- [Goal of the exercise]:
List each line of the data that holds the string "xlabel", please.

---- Given records

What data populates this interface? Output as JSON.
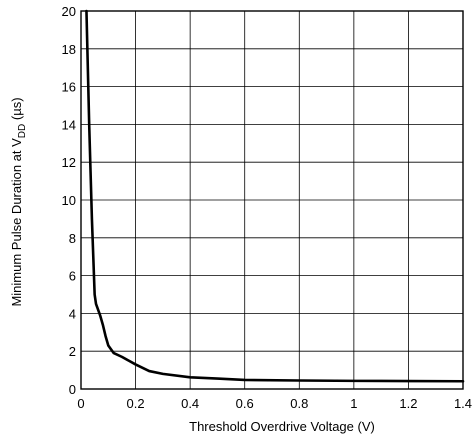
{
  "chart_data": {
    "type": "line",
    "title": "",
    "xlabel": "Threshold Overdrive Voltage (V)",
    "ylabel_main": "Minimum Pulse Duration at V",
    "ylabel_sub": "DD",
    "ylabel_unit": " (µs)",
    "xlim": [
      0,
      1.4
    ],
    "ylim": [
      0,
      20
    ],
    "grid": true,
    "x_ticks": [
      "0",
      "0.2",
      "0.4",
      "0.6",
      "0.8",
      "1",
      "1.2",
      "1.4"
    ],
    "y_ticks": [
      "0",
      "2",
      "4",
      "6",
      "8",
      "10",
      "12",
      "14",
      "16",
      "18",
      "20"
    ],
    "series": [
      {
        "x": [
          0.02,
          0.025,
          0.03,
          0.035,
          0.04,
          0.045,
          0.05,
          0.055,
          0.06,
          0.07,
          0.08,
          0.09,
          0.1,
          0.12,
          0.15,
          0.2,
          0.25,
          0.3,
          0.4,
          0.5,
          0.6,
          0.8,
          1.0,
          1.2,
          1.4
        ],
        "y": [
          20.0,
          17.0,
          14.0,
          11.5,
          9.0,
          7.0,
          5.0,
          4.5,
          4.3,
          3.9,
          3.4,
          2.8,
          2.3,
          1.9,
          1.7,
          1.3,
          0.95,
          0.8,
          0.62,
          0.55,
          0.48,
          0.45,
          0.43,
          0.42,
          0.41
        ]
      }
    ]
  }
}
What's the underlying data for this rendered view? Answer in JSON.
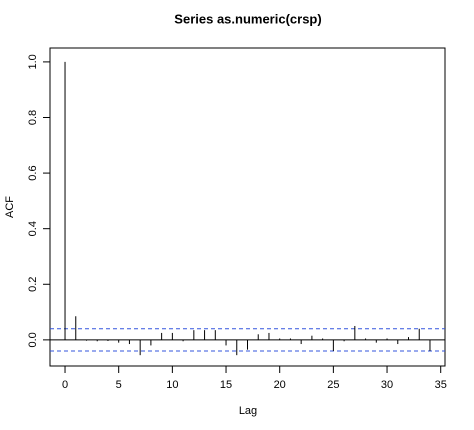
{
  "chart_data": {
    "type": "acf",
    "title": "Series  as.numeric(crsp)",
    "xlabel": "Lag",
    "ylabel": "ACF",
    "x": [
      0,
      1,
      2,
      3,
      4,
      5,
      6,
      7,
      8,
      9,
      10,
      11,
      12,
      13,
      14,
      15,
      16,
      17,
      18,
      19,
      20,
      21,
      22,
      23,
      24,
      25,
      26,
      27,
      28,
      29,
      30,
      31,
      32,
      33,
      34
    ],
    "values": [
      1.0,
      0.085,
      -0.003,
      -0.005,
      -0.004,
      -0.01,
      -0.015,
      -0.055,
      -0.02,
      0.025,
      0.025,
      -0.005,
      0.035,
      0.035,
      0.035,
      -0.02,
      -0.055,
      -0.035,
      0.02,
      0.025,
      0.005,
      0.005,
      -0.015,
      0.015,
      0.005,
      -0.04,
      -0.005,
      0.05,
      0.005,
      -0.01,
      0.005,
      -0.015,
      0.01,
      0.04,
      -0.04
    ],
    "ci": 0.04,
    "color": "#000000",
    "ci_color": "#3355dd",
    "xlim": [
      -1.4,
      35.4
    ],
    "ylim": [
      -0.094,
      1.05
    ],
    "xticks": [
      0,
      5,
      10,
      15,
      20,
      25,
      30,
      35
    ],
    "yticks": [
      {
        "value": 0,
        "label": "0.0"
      },
      0.2,
      0.4,
      0.6,
      0.8,
      {
        "value": 1,
        "label": "1.0"
      }
    ]
  }
}
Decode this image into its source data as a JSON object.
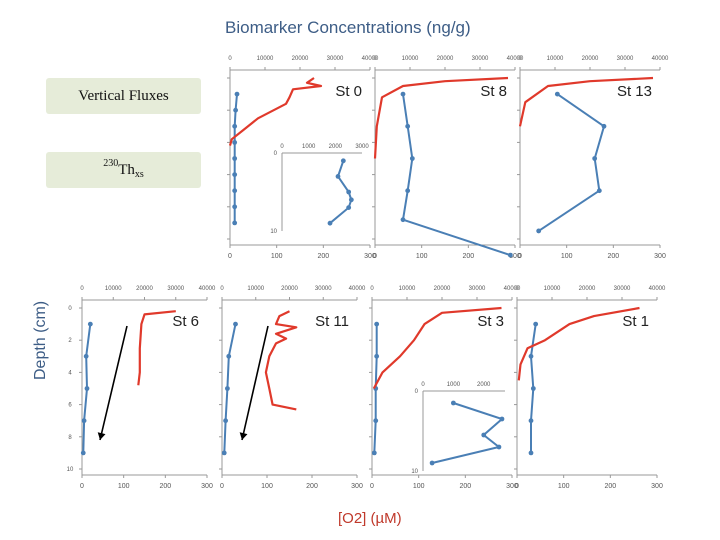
{
  "title": "Biomarker Concentrations (ng/g)",
  "y_axis_label": "Depth (cm)",
  "x_axis_label": "[O2] (µM)",
  "legend": {
    "vertical_fluxes": "Vertical Fluxes",
    "thxs_sup": "230",
    "thxs_main": "Th",
    "thxs_sub": "xs"
  },
  "colors": {
    "o2": "#4a7fb5",
    "biomarker": "#e0392b",
    "axis": "#999999",
    "text": "#555555"
  },
  "chart_data": [
    {
      "type": "line",
      "title": "St 0",
      "x_top": {
        "ticks": [
          0,
          10000,
          20000,
          30000,
          40000
        ],
        "lim": [
          0,
          40000
        ]
      },
      "x_bottom": {
        "ticks": [
          0,
          100,
          200,
          300
        ],
        "lim": [
          0,
          300
        ]
      },
      "ylim": [
        0,
        10
      ],
      "show_bottom_axis": true,
      "y_tick_labels": false,
      "series": [
        {
          "name": "O2",
          "marker": true,
          "points": [
            [
              15,
              1
            ],
            [
              12,
              2
            ],
            [
              10,
              3
            ],
            [
              10,
              4
            ],
            [
              10,
              5
            ],
            [
              10,
              6
            ],
            [
              10,
              7
            ],
            [
              10,
              8
            ],
            [
              10,
              9
            ]
          ]
        },
        {
          "name": "Biomarker",
          "marker": false,
          "points": [
            [
              24000,
              0
            ],
            [
              22000,
              0.3
            ],
            [
              26000,
              0.5
            ],
            [
              18000,
              0.7
            ],
            [
              17000,
              1.2
            ],
            [
              16000,
              1.6
            ],
            [
              8000,
              2.5
            ],
            [
              4000,
              3.2
            ],
            [
              500,
              3.8
            ],
            [
              0,
              4.2
            ]
          ]
        }
      ],
      "inset": {
        "x_ticks": [
          0,
          1000,
          2000,
          3000
        ],
        "xlim": [
          0,
          3000
        ],
        "y_ticks": [
          0,
          10
        ],
        "ylim": [
          0,
          10
        ],
        "points": [
          [
            2300,
            1
          ],
          [
            2100,
            3
          ],
          [
            2500,
            5
          ],
          [
            2600,
            6
          ],
          [
            2500,
            7
          ],
          [
            1800,
            9
          ]
        ]
      }
    },
    {
      "type": "line",
      "title": "St 8",
      "x_top": {
        "ticks": [
          0,
          10000,
          20000,
          30000,
          40000
        ],
        "lim": [
          0,
          40000
        ]
      },
      "x_bottom": {
        "ticks": [
          0,
          100,
          200,
          300
        ],
        "lim": [
          0,
          300
        ]
      },
      "ylim": [
        0,
        10
      ],
      "show_bottom_axis": true,
      "y_tick_labels": false,
      "series": [
        {
          "name": "O2",
          "marker": true,
          "points": [
            [
              60,
              1
            ],
            [
              70,
              3
            ],
            [
              80,
              5
            ],
            [
              70,
              7
            ],
            [
              60,
              8.8
            ],
            [
              290,
              11
            ]
          ]
        },
        {
          "name": "Biomarker",
          "marker": false,
          "points": [
            [
              38000,
              0
            ],
            [
              20000,
              0.2
            ],
            [
              8000,
              0.5
            ],
            [
              2000,
              1.2
            ],
            [
              500,
              3
            ],
            [
              0,
              5
            ]
          ]
        }
      ]
    },
    {
      "type": "line",
      "title": "St 13",
      "x_top": {
        "ticks": [
          0,
          10000,
          20000,
          30000,
          40000
        ],
        "lim": [
          0,
          40000
        ]
      },
      "x_bottom": {
        "ticks": [
          0,
          100,
          200,
          300
        ],
        "lim": [
          0,
          300
        ]
      },
      "ylim": [
        0,
        10
      ],
      "show_bottom_axis": true,
      "y_tick_labels": false,
      "series": [
        {
          "name": "O2",
          "marker": true,
          "points": [
            [
              80,
              1
            ],
            [
              180,
              3
            ],
            [
              160,
              5
            ],
            [
              170,
              7
            ],
            [
              40,
              9.5
            ]
          ]
        },
        {
          "name": "Biomarker",
          "marker": false,
          "points": [
            [
              38000,
              0
            ],
            [
              20000,
              0.2
            ],
            [
              8000,
              0.5
            ],
            [
              1500,
              1.5
            ],
            [
              0,
              3
            ]
          ]
        }
      ]
    },
    {
      "type": "line",
      "title": "St 6",
      "x_top": {
        "ticks": [
          0,
          10000,
          20000,
          30000,
          40000
        ],
        "lim": [
          0,
          40000
        ]
      },
      "x_bottom": {
        "ticks": [
          0,
          100,
          200,
          300
        ],
        "lim": [
          0,
          300
        ]
      },
      "ylim": [
        0,
        10
      ],
      "show_bottom_axis": true,
      "y_tick_labels": true,
      "y_ticks": [
        0,
        2,
        4,
        6,
        8,
        10
      ],
      "series": [
        {
          "name": "O2",
          "marker": true,
          "points": [
            [
              20,
              1
            ],
            [
              10,
              3
            ],
            [
              12,
              5
            ],
            [
              5,
              7
            ],
            [
              3,
              9
            ]
          ]
        },
        {
          "name": "Biomarker",
          "marker": false,
          "points": [
            [
              30000,
              0.2
            ],
            [
              20000,
              0.4
            ],
            [
              19000,
              1
            ],
            [
              18500,
              2.5
            ],
            [
              18500,
              4
            ],
            [
              18000,
              4.8
            ]
          ]
        }
      ]
    },
    {
      "type": "line",
      "title": "St 11",
      "x_top": {
        "ticks": [
          0,
          10000,
          20000,
          30000,
          40000
        ],
        "lim": [
          0,
          40000
        ]
      },
      "x_bottom": {
        "ticks": [
          0,
          100,
          200,
          300
        ],
        "lim": [
          0,
          300
        ]
      },
      "ylim": [
        0,
        10
      ],
      "show_bottom_axis": true,
      "y_tick_labels": false,
      "series": [
        {
          "name": "O2",
          "marker": true,
          "points": [
            [
              30,
              1
            ],
            [
              15,
              3
            ],
            [
              12,
              5
            ],
            [
              8,
              7
            ],
            [
              5,
              9
            ]
          ]
        },
        {
          "name": "Biomarker",
          "marker": false,
          "points": [
            [
              20000,
              0.2
            ],
            [
              17000,
              0.5
            ],
            [
              16000,
              1
            ],
            [
              22000,
              1.2
            ],
            [
              16000,
              1.6
            ],
            [
              19000,
              1.9
            ],
            [
              16000,
              2.2
            ],
            [
              14000,
              3
            ],
            [
              13000,
              4
            ],
            [
              14000,
              5
            ],
            [
              15000,
              6
            ],
            [
              22000,
              6.3
            ]
          ]
        }
      ]
    },
    {
      "type": "line",
      "title": "St 3",
      "x_top": {
        "ticks": [
          0,
          10000,
          20000,
          30000,
          40000
        ],
        "lim": [
          0,
          40000
        ]
      },
      "x_bottom": {
        "ticks": [
          0,
          100,
          200,
          300
        ],
        "lim": [
          0,
          300
        ]
      },
      "ylim": [
        0,
        10
      ],
      "show_bottom_axis": true,
      "y_tick_labels": false,
      "series": [
        {
          "name": "O2",
          "marker": true,
          "points": [
            [
              10,
              1
            ],
            [
              10,
              3
            ],
            [
              8,
              5
            ],
            [
              8,
              7
            ],
            [
              5,
              9
            ]
          ]
        },
        {
          "name": "Biomarker",
          "marker": false,
          "points": [
            [
              37000,
              0
            ],
            [
              20000,
              0.3
            ],
            [
              15000,
              1
            ],
            [
              12000,
              2
            ],
            [
              8000,
              3
            ],
            [
              3000,
              4
            ],
            [
              500,
              5
            ]
          ]
        }
      ],
      "inset": {
        "x_ticks": [
          0,
          1000,
          2000
        ],
        "xlim": [
          0,
          2700
        ],
        "y_ticks": [
          0,
          10
        ],
        "ylim": [
          0,
          10
        ],
        "points": [
          [
            1000,
            1.5
          ],
          [
            2600,
            3.5
          ],
          [
            2000,
            5.5
          ],
          [
            2500,
            7
          ],
          [
            300,
            9
          ]
        ]
      }
    },
    {
      "type": "line",
      "title": "St 1",
      "x_top": {
        "ticks": [
          0,
          10000,
          20000,
          30000,
          40000
        ],
        "lim": [
          0,
          40000
        ]
      },
      "x_bottom": {
        "ticks": [
          0,
          100,
          200,
          300
        ],
        "lim": [
          0,
          300
        ]
      },
      "ylim": [
        0,
        10
      ],
      "show_bottom_axis": true,
      "y_tick_labels": false,
      "series": [
        {
          "name": "O2",
          "marker": true,
          "points": [
            [
              40,
              1
            ],
            [
              30,
              3
            ],
            [
              35,
              5
            ],
            [
              30,
              7
            ],
            [
              30,
              9
            ]
          ]
        },
        {
          "name": "Biomarker",
          "marker": false,
          "points": [
            [
              35000,
              0
            ],
            [
              22000,
              0.5
            ],
            [
              15000,
              1
            ],
            [
              8000,
              2
            ],
            [
              3000,
              2.5
            ],
            [
              1000,
              3.5
            ],
            [
              500,
              4.5
            ]
          ]
        }
      ]
    }
  ]
}
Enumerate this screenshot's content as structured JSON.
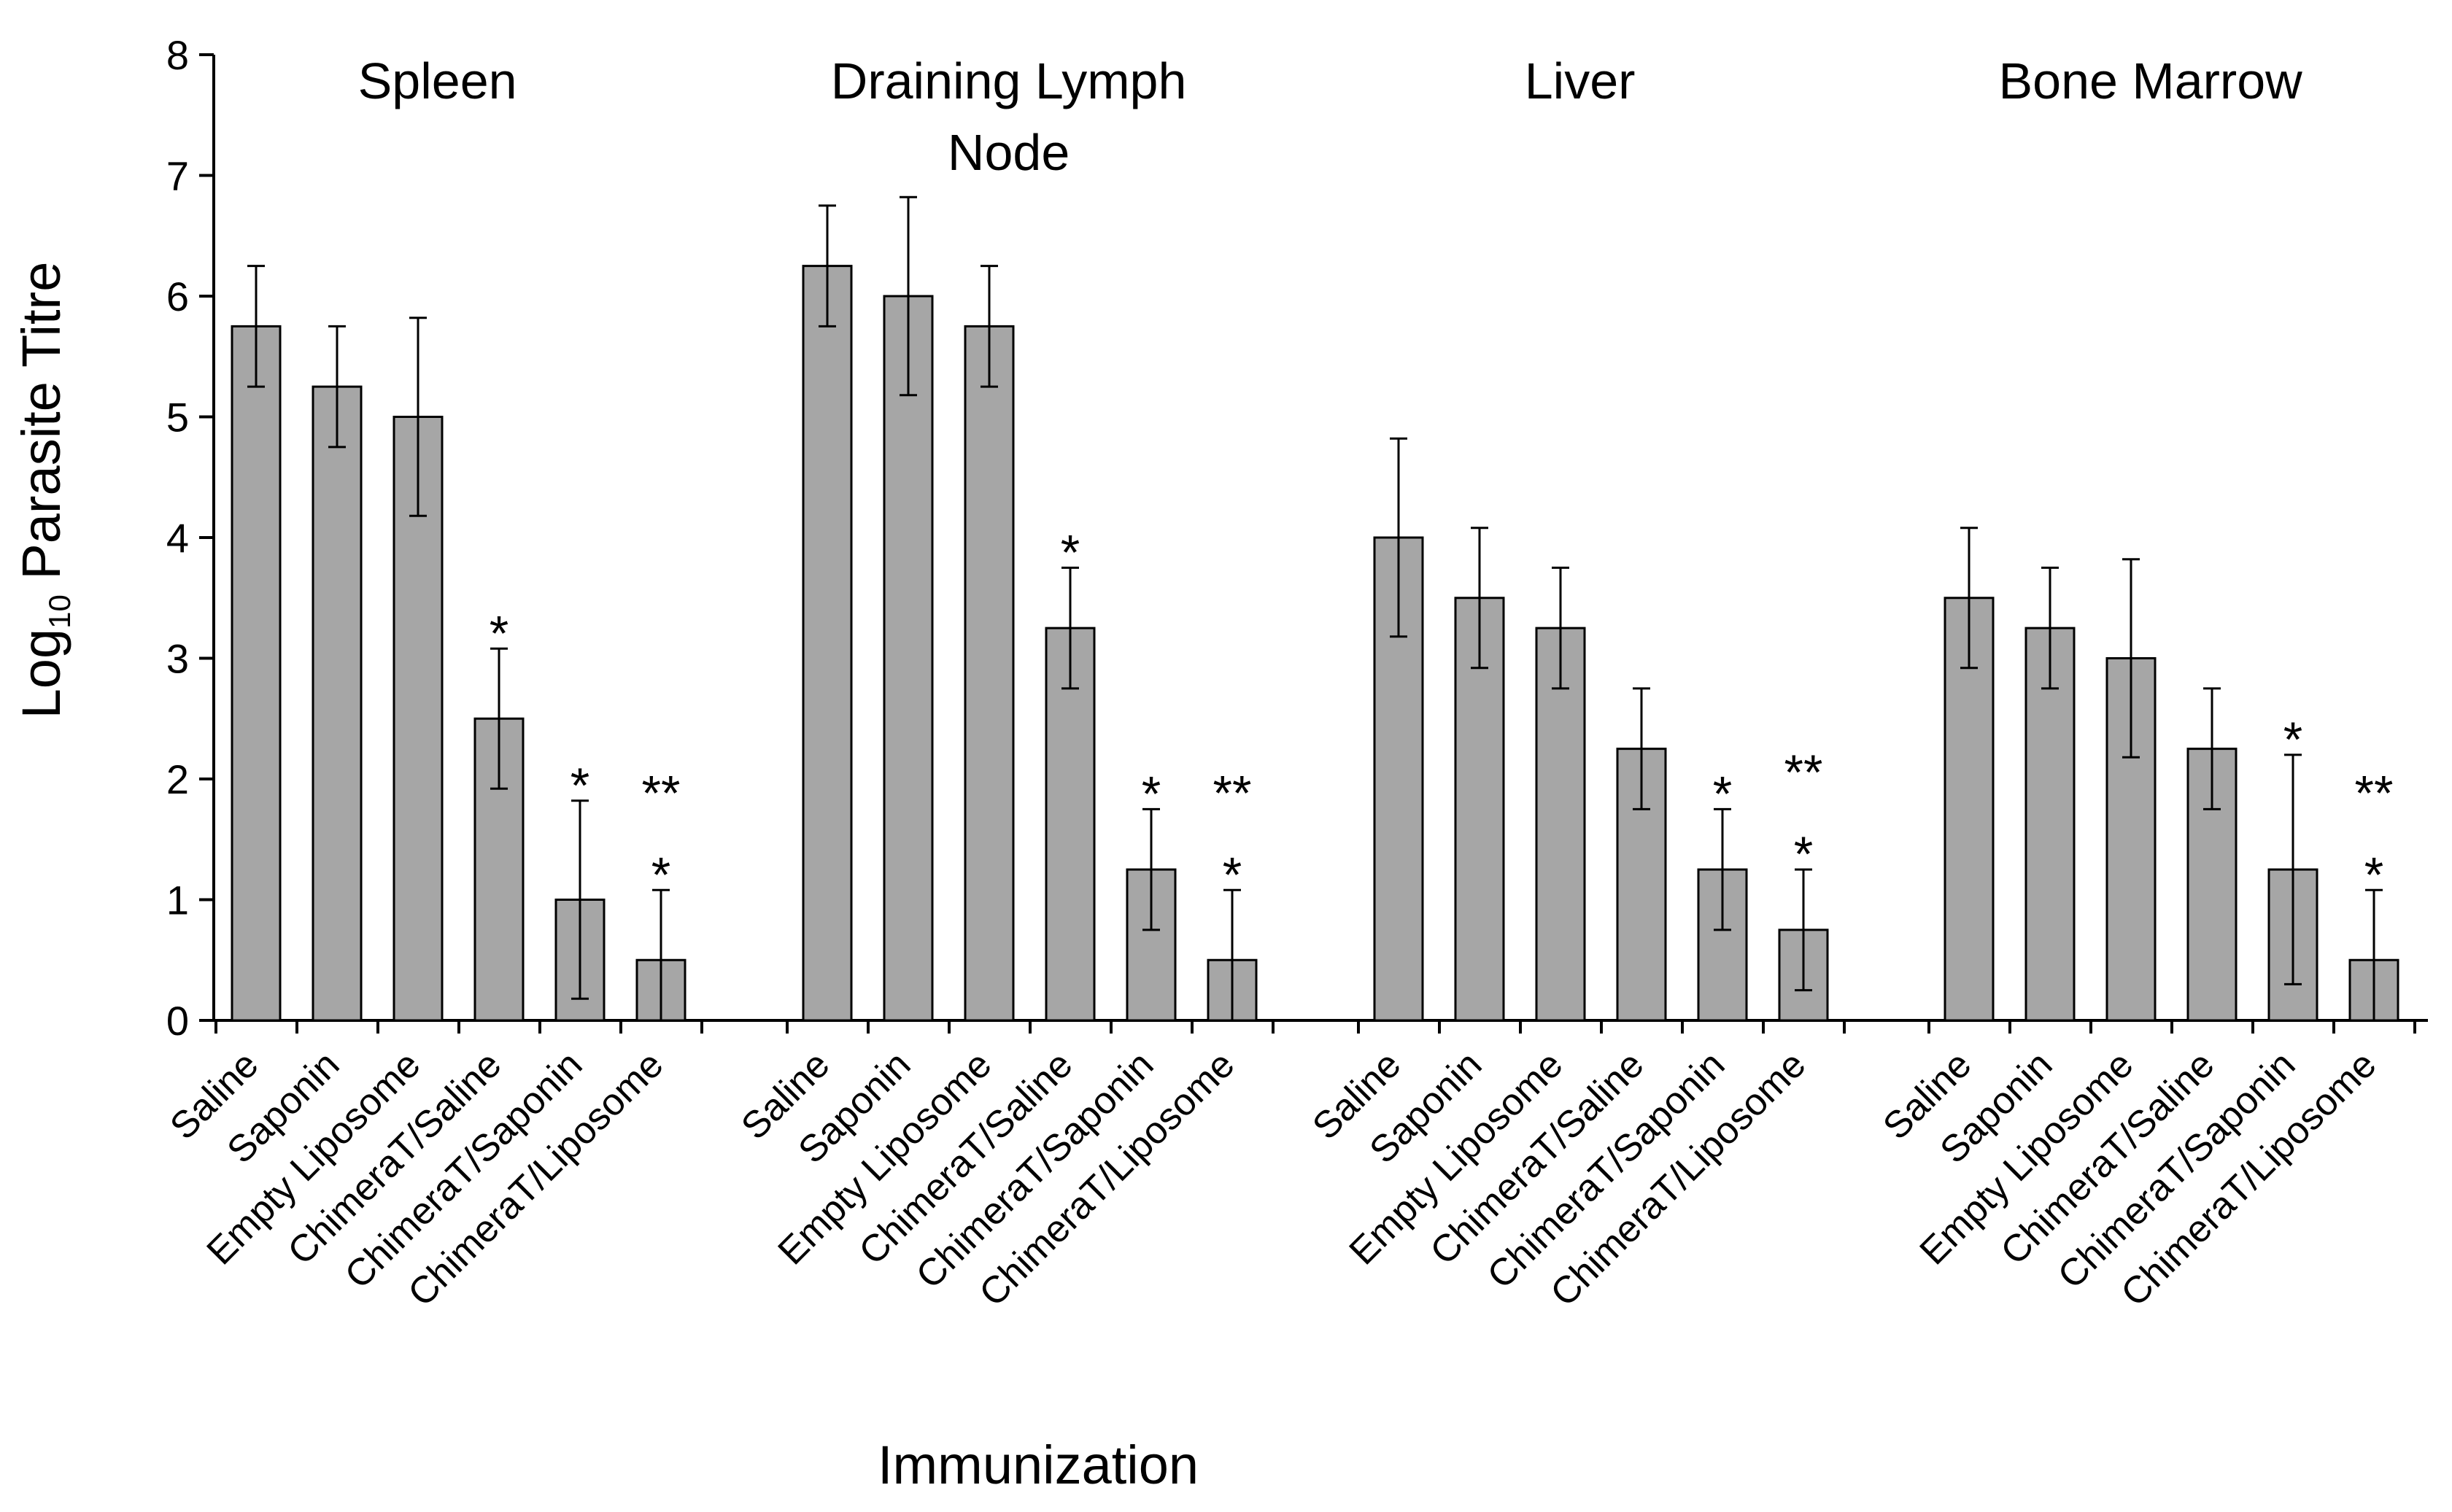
{
  "chart_data": {
    "type": "bar",
    "title": "",
    "xlabel": "Immunization",
    "ylabel": {
      "prefix": "Log",
      "subscript": "10",
      "suffix": " Parasite Titre"
    },
    "ylim": [
      0,
      8
    ],
    "yticks": [
      "0",
      "1",
      "2",
      "3",
      "4",
      "5",
      "6",
      "7",
      "8"
    ],
    "categories": [
      "Saline",
      "Saponin",
      "Empty Liposome",
      "ChimeraT/Saline",
      "ChimeraT/Saponin",
      "ChimeraT/Liposome"
    ],
    "groups": [
      {
        "name": "Spleen",
        "title_lines": [
          "Spleen"
        ],
        "values": [
          5.75,
          5.25,
          5.0,
          2.5,
          1.0,
          0.5
        ],
        "errors": [
          0.5,
          0.5,
          0.82,
          0.58,
          0.82,
          0.58
        ],
        "annotations": [
          [],
          [],
          [],
          [
            "*"
          ],
          [
            "*"
          ],
          [
            "**",
            "*"
          ]
        ]
      },
      {
        "name": "Draining Lymph Node",
        "title_lines": [
          "Draining Lymph",
          "Node"
        ],
        "values": [
          6.25,
          6.0,
          5.75,
          3.25,
          1.25,
          0.5
        ],
        "errors": [
          0.5,
          0.82,
          0.5,
          0.5,
          0.5,
          0.58
        ],
        "annotations": [
          [],
          [],
          [],
          [
            "*"
          ],
          [
            "*"
          ],
          [
            "**",
            "*"
          ]
        ]
      },
      {
        "name": "Liver",
        "title_lines": [
          "Liver"
        ],
        "values": [
          4.0,
          3.5,
          3.25,
          2.25,
          1.25,
          0.75
        ],
        "errors": [
          0.82,
          0.58,
          0.5,
          0.5,
          0.5,
          0.5
        ],
        "annotations": [
          [],
          [],
          [],
          [],
          [
            "*"
          ],
          [
            "**",
            "*"
          ]
        ]
      },
      {
        "name": "Bone Marrow",
        "title_lines": [
          "Bone Marrow"
        ],
        "values": [
          3.5,
          3.25,
          3.0,
          2.25,
          1.25,
          0.5
        ],
        "errors": [
          0.58,
          0.5,
          0.82,
          0.5,
          0.95,
          0.58
        ],
        "annotations": [
          [],
          [],
          [],
          [],
          [
            "*"
          ],
          [
            "**",
            "*"
          ]
        ]
      }
    ],
    "bar_color": "#a6a6a6",
    "bar_stroke": "#000000",
    "grid": false,
    "legend": "none"
  }
}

--------

- [Finished task]:
    "xlabel": "Threshold Overdrive Voltage (V)",
    "xlabel": "Lag",
    "xlabel": "Immunization",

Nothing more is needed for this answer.